++++ TEXTO BASE ++++

Luciano virou Vendra — de Luciana Vendramine.
Othon, virou Othalina, depois Thalina, Thatá, até chegar em Boi Tatá — ou simplesmente Boi.
Marcelo virou Marcilia, depois Cecília, até virar Cecília Meirelles.
Marcos virou Marquety, depois Kety, até se tornar Katy Sandiego ou Sandy.
Fábio era Fabisleixa, depois Leixa, até virar Leixa-me-deixa.
Era assim: com ironia carinhosa, criava pequenas mitologias locais. Tonin transformava o cotidiano em enredo, e a gente, sem perceber, virava personagem de um teatro contínuo que só ele sabia costurar com tanta leveza e precisão.
Aprendi com Tonin sobre as culturas de matriz africana, sobre respeito e complexidade. Foi com ele que tive meu primeiro contato com um pai de santo — em uma pesquisa para um de seus espetáculos. Ele abria caminhos não só no palco, mas também na escuta, na escavação de sentidos. Com Tonin, arte era sempre travessia.
E agora, a morte dele escancara algo que temos silenciado: está indo embora uma geração. Os que começaram. Os que abriram caminhos para que a gente pudesse andar. José Lopes, Dona Zélia Olguin, Darci di Mônaco, Francismar Vasconcelos, Antônio Guarnieri, Pablo Cardoso. E agora, Tonin.

É urgente a memória.
Não como nostalgia — mas como política. É preciso lembrar quem veio antes para entender por que estamos aqui. E o que ainda temos que fazer. Memória não é enfeite: é ferramenta. Ipatinga já foi o segundo polo cultural de Minas Gerais — e não por acaso. Havia política pública estruturada, investimento contínuo, circulação de espetáculos, intercâmbios, festivais, formação. A cidade pulsava arte. Era referência. Tínhamos artistas sendo vistos, sendo ouvidos, sendo financiados com dignidade. Hoje, essa pulsação é mais fraca — não por falta de talento, mas por desinvestimento, por abandono e, muitas vezes, por um certo desinteresse social em olhar para dentro. Lembrar essa história é acender um alerta: sem política cultural viva, o que morre não é só o artista. É o horizonte.

++++

**TAREFA PROPOSTA 1**
No texto base sobre Tonin, quais nomes de batismo foram transformados em apelidos? Liste todos.

++++ LISTAGEM DE ORIGEM ++++

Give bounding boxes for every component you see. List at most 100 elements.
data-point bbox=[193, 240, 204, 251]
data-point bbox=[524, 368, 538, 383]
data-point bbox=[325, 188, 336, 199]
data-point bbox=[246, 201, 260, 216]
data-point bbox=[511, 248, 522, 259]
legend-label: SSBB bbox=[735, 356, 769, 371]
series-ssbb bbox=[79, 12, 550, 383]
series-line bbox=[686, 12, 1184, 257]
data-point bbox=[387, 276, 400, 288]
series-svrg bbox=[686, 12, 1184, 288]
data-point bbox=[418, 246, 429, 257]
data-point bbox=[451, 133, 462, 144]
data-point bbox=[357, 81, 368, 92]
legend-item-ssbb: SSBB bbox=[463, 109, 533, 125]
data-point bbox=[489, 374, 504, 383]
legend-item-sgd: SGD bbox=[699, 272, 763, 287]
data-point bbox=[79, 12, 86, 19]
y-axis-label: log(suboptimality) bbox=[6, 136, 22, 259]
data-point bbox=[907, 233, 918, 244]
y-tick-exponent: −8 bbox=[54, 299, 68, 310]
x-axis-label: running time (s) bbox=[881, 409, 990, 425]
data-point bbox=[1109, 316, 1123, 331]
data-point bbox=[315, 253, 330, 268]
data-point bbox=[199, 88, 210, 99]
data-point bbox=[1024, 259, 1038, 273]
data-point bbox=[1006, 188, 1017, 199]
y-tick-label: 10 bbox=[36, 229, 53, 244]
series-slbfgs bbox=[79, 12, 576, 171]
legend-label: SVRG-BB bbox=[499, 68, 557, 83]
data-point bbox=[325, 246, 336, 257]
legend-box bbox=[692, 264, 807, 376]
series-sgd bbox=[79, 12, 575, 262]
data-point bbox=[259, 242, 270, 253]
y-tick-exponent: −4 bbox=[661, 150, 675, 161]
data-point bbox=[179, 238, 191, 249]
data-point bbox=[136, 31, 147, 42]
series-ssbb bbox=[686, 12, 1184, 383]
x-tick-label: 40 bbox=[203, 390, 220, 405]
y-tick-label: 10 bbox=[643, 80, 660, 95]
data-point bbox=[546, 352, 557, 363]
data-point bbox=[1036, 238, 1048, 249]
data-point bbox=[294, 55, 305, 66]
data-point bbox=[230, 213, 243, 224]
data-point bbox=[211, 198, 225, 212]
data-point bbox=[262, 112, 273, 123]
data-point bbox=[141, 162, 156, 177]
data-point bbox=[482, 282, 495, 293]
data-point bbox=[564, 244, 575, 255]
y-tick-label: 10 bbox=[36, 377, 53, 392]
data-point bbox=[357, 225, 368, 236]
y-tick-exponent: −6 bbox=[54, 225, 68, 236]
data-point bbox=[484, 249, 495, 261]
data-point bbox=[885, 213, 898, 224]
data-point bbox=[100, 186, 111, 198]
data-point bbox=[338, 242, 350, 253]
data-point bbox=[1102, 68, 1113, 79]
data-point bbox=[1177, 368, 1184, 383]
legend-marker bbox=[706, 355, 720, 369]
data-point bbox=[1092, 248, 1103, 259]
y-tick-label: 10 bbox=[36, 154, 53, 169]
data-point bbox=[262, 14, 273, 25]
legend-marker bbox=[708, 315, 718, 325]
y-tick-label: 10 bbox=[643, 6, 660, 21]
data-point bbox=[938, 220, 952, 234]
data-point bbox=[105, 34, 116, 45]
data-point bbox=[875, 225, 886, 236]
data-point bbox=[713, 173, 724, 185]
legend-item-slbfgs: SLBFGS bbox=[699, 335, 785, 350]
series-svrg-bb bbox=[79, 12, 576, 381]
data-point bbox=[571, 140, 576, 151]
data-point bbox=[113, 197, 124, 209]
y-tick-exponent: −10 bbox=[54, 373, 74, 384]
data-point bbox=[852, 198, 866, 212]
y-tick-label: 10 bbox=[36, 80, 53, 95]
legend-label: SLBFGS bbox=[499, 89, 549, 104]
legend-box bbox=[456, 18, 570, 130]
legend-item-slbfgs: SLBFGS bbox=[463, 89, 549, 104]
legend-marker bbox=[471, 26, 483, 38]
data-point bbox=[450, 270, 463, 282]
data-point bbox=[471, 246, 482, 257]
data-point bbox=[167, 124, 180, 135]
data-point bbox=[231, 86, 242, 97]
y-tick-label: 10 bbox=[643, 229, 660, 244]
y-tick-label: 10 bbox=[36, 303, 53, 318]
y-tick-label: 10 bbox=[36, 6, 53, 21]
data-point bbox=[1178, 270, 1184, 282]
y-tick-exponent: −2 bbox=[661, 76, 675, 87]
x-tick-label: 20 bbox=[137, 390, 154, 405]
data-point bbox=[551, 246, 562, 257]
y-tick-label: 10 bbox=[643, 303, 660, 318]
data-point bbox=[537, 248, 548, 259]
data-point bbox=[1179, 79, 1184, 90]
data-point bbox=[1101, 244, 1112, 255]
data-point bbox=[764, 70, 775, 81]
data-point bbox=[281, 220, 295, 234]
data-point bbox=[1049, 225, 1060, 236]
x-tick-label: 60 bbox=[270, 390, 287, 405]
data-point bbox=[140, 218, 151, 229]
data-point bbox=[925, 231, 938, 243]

++++

**TAREFA PROPOSTA 2**
Reproduza sem alterações as linhas da listagem desde o início até a linha que contém "data-point bbox=[387, 276, 400, 288]", inclusive.

**RESPOSTA DA TAREFA 1**
Luciano, Othon, Marcelo, Marcos, Fábio

**RESPOSTA DA TAREFA 2**
Give bounding boxes for every component you see. List at most 100 elements.
data-point bbox=[193, 240, 204, 251]
data-point bbox=[524, 368, 538, 383]
data-point bbox=[325, 188, 336, 199]
data-point bbox=[246, 201, 260, 216]
data-point bbox=[511, 248, 522, 259]
legend-label: SSBB bbox=[735, 356, 769, 371]
series-ssbb bbox=[79, 12, 550, 383]
series-line bbox=[686, 12, 1184, 257]
data-point bbox=[387, 276, 400, 288]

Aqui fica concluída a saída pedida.